Please write out the complete listing that follows, exactly as it reads.

** start EXTRACTED RECORDS **

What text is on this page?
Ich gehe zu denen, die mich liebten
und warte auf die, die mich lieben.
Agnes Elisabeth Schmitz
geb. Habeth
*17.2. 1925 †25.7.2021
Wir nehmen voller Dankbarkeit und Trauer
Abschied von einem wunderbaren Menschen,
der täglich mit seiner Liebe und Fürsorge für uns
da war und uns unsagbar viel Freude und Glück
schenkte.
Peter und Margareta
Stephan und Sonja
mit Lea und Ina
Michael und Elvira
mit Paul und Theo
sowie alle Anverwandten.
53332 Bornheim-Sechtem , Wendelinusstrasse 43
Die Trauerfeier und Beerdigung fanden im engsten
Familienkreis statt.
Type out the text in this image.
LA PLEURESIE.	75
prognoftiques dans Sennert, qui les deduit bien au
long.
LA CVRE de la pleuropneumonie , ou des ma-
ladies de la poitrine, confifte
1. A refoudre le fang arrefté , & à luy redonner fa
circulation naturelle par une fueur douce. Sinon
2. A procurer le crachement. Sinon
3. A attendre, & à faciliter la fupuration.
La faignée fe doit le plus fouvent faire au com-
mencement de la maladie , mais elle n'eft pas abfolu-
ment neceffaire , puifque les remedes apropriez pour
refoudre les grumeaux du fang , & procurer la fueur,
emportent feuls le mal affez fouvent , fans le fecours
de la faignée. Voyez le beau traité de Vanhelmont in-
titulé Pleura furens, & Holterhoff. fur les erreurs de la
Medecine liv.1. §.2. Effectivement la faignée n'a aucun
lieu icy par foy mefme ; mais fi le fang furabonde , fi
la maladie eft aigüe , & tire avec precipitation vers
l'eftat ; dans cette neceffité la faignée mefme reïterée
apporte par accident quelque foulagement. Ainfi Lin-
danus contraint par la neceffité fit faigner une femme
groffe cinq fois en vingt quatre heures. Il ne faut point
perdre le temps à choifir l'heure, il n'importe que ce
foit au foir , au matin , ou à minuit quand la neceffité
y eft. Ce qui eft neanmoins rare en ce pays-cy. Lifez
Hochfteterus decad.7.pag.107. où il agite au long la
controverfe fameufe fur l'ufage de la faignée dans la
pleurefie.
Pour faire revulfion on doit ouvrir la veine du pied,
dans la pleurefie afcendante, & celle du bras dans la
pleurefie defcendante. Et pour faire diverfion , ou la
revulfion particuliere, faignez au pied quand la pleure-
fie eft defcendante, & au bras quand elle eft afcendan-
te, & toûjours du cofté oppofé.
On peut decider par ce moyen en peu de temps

** end EXTRACTED RECORDS **

== TASK SOLUTION ==
What text is on this page?
Ich gehe zu denen, die mich liebten
und warte auf die, die mich lieben.
Agnes Elisabeth Schmitz
geb. Habeth
*17.2. 1925 †25.7.2021
Wir nehmen voller Dankbarkeit und Trauer
Abschied von einem wunderbaren Menschen,
der täglich mit seiner Liebe und Fürsorge für uns
da war und uns unsagbar viel Freude und Glück
schenkte.
Peter und Margareta
Stephan und Sonja
mit Lea und Ina
Michael und Elvira
mit Paul und Theo
sowie alle Anverwandten.
53332 Bornheim-Sechtem , Wendelinusstrasse 43
Die Trauerfeier und Beerdigung fanden im engsten
Familienkreis statt.
Type out the text in this image.
LA PLEURESIE.	75
prognoftiques dans Sennert, qui les deduit bien au
long.
LA CVRE de la pleuropneumonie , ou des ma-
ladies de la poitrine, confifte
1. A refoudre le fang arrefté , & à luy redonner fa
circulation naturelle par une fueur douce. Sinon
2. A procurer le crachement. Sinon
3. A attendre, & à faciliter la fupuration.
La faignée fe doit le plus fouvent faire au com-
mencement de la maladie , mais elle n'eft pas abfolu-
ment neceffaire , puifque les remedes apropriez pour
refoudre les grumeaux du fang , & procurer la fueur,
emportent feuls le mal affez fouvent , fans le fecours
de la faignée. Voyez le beau traité de Vanhelmont in-
titulé Pleura furens, & Holterhoff. fur les erreurs de la
Medecine liv.1. §.2. Effectivement la faignée n'a aucun
lieu icy par foy mefme ; mais fi le fang furabonde , fi
la maladie eft aigüe , & tire avec precipitation vers
l'eftat ; dans cette neceffité la faignée mefme reïterée
apporte par accident quelque foulagement. Ainfi Lin-
danus contraint par la neceffité fit faigner une femme
groffe cinq fois en vingt quatre heures. Il ne faut point
perdre le temps à choifir l'heure, il n'importe que ce
foit au foir , au matin , ou à minuit quand la neceffité
y eft. Ce qui eft neanmoins rare en ce pays-cy. Lifez
Hochfteterus decad.7.pag.107. où il agite au long la
controverfe fameufe fur l'ufage de la faignée dans la
pleurefie.
Pour faire revulfion on doit ouvrir la veine du pied,
dans la pleurefie afcendante, & celle du bras dans la
pleurefie defcendante. Et pour faire diverfion , ou la
revulfion particuliere, faignez au pied quand la pleure-
fie eft defcendante, & au bras quand elle eft afcendan-
te, & toûjours du cofté oppofé.
On peut decider par ce moyen en peu de temps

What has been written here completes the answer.